— JOB —
Continue the commit text below on CPU feature detection in the Go runtime, starting after its last line.

— PASSAGE GIVEN —
════
Changes all cpu features to be detected and stored in bools in rt0_go.
Updates: #15403
Change-Id: I5a9961cdec789b331d09c44d86beb53833d5dc3e
Reviewed-on: https://go-review.googlesource.com/41950
Run-TryBot: Martin Möhrmann <moehrmann@google.com>
TryBot-Result: Gobot Gobot <gobot@golang.org>
Reviewed-by: Ilya Tocar <ilya.tocar@intel.com>
Reviewed-by: Keith Randall <khr@golang.org>
// Install aes hash algorithm if we have the instructions we need
if (GOARCH == "386" || GOARCH == "amd64") &&
GOOS != "nacl" &&
- cpuid_ecx&(1<<25) != 0 && // aes (aesenc)
- cpuid_ecx&(1<<9) != 0 && // sse3 (pshufb)
════
— DATA RECORDS —
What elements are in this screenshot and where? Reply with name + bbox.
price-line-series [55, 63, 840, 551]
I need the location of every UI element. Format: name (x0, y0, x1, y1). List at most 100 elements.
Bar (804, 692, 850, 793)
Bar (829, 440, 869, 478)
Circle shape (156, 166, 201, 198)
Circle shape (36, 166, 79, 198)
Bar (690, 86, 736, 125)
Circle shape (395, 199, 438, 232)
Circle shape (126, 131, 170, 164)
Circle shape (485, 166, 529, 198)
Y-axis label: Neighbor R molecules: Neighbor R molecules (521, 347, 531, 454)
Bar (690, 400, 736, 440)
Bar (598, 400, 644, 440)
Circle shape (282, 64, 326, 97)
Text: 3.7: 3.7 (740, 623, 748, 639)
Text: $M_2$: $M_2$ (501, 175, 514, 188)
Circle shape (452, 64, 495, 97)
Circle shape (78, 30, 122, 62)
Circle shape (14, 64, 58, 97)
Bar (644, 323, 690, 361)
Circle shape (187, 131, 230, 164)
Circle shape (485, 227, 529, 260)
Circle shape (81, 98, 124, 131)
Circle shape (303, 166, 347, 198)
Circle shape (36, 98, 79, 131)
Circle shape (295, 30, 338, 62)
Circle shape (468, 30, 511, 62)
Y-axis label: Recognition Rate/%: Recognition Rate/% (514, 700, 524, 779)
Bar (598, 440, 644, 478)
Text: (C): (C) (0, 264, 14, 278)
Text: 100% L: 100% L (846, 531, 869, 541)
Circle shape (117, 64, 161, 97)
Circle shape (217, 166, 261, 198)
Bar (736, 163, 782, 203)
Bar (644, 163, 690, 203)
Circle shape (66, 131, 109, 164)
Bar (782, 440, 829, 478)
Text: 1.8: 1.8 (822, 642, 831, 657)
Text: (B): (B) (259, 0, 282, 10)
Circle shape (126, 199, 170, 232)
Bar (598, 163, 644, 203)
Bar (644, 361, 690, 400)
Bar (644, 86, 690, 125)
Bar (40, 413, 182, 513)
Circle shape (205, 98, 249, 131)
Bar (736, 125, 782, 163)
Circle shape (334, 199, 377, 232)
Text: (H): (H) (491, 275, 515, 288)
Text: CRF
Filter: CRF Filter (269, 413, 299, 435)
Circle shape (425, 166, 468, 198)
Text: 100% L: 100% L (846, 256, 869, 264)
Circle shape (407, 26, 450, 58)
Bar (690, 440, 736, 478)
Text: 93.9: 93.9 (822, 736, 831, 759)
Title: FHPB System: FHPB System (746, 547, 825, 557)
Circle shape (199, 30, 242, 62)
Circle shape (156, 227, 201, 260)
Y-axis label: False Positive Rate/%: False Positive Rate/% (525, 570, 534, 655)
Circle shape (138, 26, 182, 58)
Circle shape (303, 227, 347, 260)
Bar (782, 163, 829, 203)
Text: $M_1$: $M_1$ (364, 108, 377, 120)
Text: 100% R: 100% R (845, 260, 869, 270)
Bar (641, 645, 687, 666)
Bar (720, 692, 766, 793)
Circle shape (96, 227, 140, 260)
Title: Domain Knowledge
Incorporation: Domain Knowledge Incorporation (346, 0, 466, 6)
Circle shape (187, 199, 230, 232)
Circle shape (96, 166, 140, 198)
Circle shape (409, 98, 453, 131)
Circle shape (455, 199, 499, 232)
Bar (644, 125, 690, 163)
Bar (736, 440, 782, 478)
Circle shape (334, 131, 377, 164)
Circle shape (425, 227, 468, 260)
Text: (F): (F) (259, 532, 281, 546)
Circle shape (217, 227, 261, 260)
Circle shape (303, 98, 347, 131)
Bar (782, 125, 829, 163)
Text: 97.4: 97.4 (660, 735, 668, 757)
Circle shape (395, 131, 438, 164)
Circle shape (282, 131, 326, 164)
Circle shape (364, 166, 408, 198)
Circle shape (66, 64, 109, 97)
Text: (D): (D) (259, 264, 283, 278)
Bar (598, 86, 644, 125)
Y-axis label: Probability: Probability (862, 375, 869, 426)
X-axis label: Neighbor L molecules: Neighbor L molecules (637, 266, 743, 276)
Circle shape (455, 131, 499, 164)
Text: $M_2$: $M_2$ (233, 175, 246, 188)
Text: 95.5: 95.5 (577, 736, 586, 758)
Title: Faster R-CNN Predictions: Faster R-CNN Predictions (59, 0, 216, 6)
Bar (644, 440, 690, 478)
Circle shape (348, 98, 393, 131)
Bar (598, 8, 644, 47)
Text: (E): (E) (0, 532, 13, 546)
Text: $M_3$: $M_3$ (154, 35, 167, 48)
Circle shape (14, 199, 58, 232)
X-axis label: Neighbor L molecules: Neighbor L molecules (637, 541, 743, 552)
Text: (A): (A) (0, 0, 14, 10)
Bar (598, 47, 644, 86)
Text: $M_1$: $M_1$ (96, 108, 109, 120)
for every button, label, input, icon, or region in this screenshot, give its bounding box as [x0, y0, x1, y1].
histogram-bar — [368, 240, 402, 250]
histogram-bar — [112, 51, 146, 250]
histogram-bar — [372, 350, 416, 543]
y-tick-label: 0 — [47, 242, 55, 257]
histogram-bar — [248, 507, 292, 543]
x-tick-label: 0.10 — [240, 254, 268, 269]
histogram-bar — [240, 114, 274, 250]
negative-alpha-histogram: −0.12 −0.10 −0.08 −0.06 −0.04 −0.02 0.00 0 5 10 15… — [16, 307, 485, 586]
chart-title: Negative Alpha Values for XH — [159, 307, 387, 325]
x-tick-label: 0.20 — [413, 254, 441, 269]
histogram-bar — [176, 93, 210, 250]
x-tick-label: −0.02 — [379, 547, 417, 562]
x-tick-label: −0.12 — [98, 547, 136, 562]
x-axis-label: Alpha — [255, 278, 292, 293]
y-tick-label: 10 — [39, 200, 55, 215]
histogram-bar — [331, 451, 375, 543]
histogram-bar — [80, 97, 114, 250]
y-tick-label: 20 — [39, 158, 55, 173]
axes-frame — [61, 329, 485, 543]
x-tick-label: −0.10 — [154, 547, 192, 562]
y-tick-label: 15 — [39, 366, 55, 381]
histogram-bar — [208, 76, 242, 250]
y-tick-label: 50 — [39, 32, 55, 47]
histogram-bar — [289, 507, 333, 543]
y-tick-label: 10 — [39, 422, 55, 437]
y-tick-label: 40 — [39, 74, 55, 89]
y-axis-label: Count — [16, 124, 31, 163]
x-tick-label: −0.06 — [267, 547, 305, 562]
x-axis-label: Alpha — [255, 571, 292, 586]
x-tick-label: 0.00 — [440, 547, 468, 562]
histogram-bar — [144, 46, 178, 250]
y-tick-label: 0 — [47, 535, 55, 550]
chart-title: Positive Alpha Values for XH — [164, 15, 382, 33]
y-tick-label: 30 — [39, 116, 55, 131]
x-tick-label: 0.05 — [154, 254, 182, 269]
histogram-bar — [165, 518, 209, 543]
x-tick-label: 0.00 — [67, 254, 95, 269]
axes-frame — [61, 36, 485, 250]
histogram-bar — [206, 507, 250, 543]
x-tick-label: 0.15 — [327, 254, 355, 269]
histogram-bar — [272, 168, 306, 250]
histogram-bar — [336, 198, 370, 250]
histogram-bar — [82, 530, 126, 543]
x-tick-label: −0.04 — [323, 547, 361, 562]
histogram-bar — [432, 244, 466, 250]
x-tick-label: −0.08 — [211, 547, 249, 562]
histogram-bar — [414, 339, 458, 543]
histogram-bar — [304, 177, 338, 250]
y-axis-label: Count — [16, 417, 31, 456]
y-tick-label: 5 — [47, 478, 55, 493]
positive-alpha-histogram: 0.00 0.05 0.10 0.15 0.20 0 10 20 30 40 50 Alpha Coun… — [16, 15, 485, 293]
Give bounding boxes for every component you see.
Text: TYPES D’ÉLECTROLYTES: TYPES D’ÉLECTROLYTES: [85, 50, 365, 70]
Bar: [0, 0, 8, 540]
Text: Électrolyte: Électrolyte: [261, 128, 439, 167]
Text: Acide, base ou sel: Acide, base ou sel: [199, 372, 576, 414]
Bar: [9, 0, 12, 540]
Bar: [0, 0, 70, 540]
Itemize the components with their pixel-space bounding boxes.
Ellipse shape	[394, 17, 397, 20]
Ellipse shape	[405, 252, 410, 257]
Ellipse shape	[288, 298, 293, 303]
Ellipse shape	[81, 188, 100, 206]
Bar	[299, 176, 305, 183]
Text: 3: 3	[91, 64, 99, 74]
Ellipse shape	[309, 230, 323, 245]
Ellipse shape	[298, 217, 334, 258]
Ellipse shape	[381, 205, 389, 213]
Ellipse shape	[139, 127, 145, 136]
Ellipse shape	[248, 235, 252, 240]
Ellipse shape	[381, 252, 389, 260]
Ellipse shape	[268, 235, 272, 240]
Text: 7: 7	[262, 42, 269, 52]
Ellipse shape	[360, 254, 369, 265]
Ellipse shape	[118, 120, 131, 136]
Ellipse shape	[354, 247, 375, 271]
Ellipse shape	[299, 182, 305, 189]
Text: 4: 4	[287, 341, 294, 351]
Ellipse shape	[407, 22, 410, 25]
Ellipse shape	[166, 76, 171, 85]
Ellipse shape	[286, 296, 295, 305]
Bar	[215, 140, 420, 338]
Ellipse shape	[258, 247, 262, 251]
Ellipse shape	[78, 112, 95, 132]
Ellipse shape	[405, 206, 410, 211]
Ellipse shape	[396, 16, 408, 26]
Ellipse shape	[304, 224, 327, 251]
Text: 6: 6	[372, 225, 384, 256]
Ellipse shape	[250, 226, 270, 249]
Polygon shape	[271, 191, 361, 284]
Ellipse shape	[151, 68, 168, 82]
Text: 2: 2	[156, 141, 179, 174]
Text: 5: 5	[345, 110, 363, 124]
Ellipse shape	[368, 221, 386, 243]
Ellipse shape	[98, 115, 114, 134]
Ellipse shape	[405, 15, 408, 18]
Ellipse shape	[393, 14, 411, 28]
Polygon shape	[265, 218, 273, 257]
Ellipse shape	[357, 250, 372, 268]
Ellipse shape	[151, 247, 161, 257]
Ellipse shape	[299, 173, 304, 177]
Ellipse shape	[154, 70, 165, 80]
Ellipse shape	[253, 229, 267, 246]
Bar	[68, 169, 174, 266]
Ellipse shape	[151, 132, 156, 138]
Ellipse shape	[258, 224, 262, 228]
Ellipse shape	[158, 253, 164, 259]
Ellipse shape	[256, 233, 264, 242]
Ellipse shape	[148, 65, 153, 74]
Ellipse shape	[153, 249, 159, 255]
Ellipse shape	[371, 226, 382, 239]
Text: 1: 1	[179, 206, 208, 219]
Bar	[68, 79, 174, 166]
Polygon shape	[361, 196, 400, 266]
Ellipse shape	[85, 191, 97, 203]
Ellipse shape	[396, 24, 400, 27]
════
— RESPONSE FOR THIS EXERCISE —
- cpuid_ecx&(1<<19) != 0 { // sse4.1 (pinsr{d,q})
+ support_aes && // AESENC
+ support_ssse3 && // PSHUFB
+ support_sse41 { // PINSR{D,Q}
useAeshash = true
algarray[alg_MEM32].hash = aeshash32
algarray[alg_MEM64].hash = aeshash64
MOVL $1, AX
CPUID
MOVL CX, DI // Move to global variable clobbers CX when generating PIC
- MOVL AX, runtime·cpuid_eax(SB)
+ MOVL AX, runtime·processorVersionInfo(SB)
MOVL DI, runtime·cpuid_ecx(SB)
MOVL DX, runtime·cpuid_edx(SB)
// Check for MMX support
- TESTL $(1<<23), DX // MMX
- JZ bad_proc
+ TESTL $(1<<23), DX // MMX
+ JZ bad_proc
+ TESTL $(1<<26), DX // SSE2
+ SETNE runtime·support_sse2(SB)
+
+ TESTL $(1<<9), DI // SSSE3
+ SETNE runtime·support_ssse3(SB)
+
+ TESTL $(1<<19), DI // SSE4.1
+ SETNE runtime·support_sse41(SB)
+
+ TESTL $(1<<20), DI // SSE4.2
+ SETNE runtime·support_sse42(SB)
+
+ TESTL $(1<<23), DI // POPCNT
+ SETNE runtime·support_popcnt(SB)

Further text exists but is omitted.